EXTRACTED RECORDS -
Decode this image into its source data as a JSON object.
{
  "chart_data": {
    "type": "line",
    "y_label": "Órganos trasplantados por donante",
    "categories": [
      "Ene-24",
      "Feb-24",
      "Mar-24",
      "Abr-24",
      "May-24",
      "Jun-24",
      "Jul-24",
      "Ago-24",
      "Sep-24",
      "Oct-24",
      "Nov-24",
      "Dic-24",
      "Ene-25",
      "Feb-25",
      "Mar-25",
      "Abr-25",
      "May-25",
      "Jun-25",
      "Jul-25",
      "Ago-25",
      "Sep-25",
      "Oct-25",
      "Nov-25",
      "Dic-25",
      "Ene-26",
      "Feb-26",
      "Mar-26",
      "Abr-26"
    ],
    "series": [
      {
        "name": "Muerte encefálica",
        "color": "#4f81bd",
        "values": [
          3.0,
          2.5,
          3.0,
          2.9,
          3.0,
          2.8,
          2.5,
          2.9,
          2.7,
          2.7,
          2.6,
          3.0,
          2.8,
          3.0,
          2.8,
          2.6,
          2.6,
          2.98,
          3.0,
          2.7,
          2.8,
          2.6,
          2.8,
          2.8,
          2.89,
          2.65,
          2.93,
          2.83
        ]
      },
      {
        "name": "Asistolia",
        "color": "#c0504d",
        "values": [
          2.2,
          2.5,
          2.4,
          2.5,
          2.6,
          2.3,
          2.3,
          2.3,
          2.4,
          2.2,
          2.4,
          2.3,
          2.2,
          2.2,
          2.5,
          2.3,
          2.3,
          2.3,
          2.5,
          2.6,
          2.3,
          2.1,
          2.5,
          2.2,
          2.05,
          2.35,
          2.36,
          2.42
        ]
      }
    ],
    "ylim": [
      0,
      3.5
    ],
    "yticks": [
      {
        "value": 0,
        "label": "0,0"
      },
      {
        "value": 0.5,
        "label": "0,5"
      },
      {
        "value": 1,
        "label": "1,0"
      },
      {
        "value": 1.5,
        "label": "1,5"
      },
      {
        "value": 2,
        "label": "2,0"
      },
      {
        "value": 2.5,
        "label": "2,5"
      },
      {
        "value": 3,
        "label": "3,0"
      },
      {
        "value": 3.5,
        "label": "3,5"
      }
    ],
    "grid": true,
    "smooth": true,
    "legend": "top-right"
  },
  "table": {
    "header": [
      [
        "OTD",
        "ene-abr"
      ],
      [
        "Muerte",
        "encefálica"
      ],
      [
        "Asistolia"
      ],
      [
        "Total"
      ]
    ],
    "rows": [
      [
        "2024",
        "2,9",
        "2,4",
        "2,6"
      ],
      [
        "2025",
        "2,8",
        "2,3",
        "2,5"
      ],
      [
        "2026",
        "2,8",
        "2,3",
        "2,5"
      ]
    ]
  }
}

EXERCISE TASK -
Retype every record above exactly as written.

PROBLEM SOLUTION -
Decode this image into its source data as a JSON object.
{
  "chart_data": {
    "type": "line",
    "y_label": "Órganos trasplantados por donante",
    "categories": [
      "Ene-24",
      "Feb-24",
      "Mar-24",
      "Abr-24",
      "May-24",
      "Jun-24",
      "Jul-24",
      "Ago-24",
      "Sep-24",
      "Oct-24",
      "Nov-24",
      "Dic-24",
      "Ene-25",
      "Feb-25",
      "Mar-25",
      "Abr-25",
      "May-25",
      "Jun-25",
      "Jul-25",
      "Ago-25",
      "Sep-25",
      "Oct-25",
      "Nov-25",
      "Dic-25",
      "Ene-26",
      "Feb-26",
      "Mar-26",
      "Abr-26"
    ],
    "series": [
      {
        "name": "Muerte encefálica",
        "color": "#4f81bd",
        "values": [
          3.0,
          2.5,
          3.0,
          2.9,
          3.0,
          2.8,
          2.5,
          2.9,
          2.7,
          2.7,
          2.6,
          3.0,
          2.8,
          3.0,
          2.8,
          2.6,
          2.6,
          2.98,
          3.0,
          2.7,
          2.8,
          2.6,
          2.8,
          2.8,
          2.89,
          2.65,
          2.93,
          2.83
        ]
      },
      {
        "name": "Asistolia",
        "color": "#c0504d",
        "values": [
          2.2,
          2.5,
          2.4,
          2.5,
          2.6,
          2.3,
          2.3,
          2.3,
          2.4,
          2.2,
          2.4,
          2.3,
          2.2,
          2.2,
          2.5,
          2.3,
          2.3,
          2.3,
          2.5,
          2.6,
          2.3,
          2.1,
          2.5,
          2.2,
          2.05,
          2.35,
          2.36,
          2.42
        ]
      }
    ],
    "ylim": [
      0,
      3.5
    ],
    "yticks": [
      {
        "value": 0,
        "label": "0,0"
      },
      {
        "value": 0.5,
        "label": "0,5"
      },
      {
        "value": 1,
        "label": "1,0"
      },
      {
        "value": 1.5,
        "label": "1,5"
      },
      {
        "value": 2,
        "label": "2,0"
      },
      {
        "value": 2.5,
        "label": "2,5"
      },
      {
        "value": 3,
        "label": "3,0"
      },
      {
        "value": 3.5,
        "label": "3,5"
      }
    ],
    "grid": true,
    "smooth": true,
    "legend": "top-right"
  },
  "table": {
    "header": [
      [
        "OTD",
        "ene-abr"
      ],
      [
        "Muerte",
        "encefálica"
      ],
      [
        "Asistolia"
      ],
      [
        "Total"
      ]
    ],
    "rows": [
      [
        "2024",
        "2,9",
        "2,4",
        "2,6"
      ],
      [
        "2025",
        "2,8",
        "2,3",
        "2,5"
      ],
      [
        "2026",
        "2,8",
        "2,3",
        "2,5"
      ]
    ]
  }
}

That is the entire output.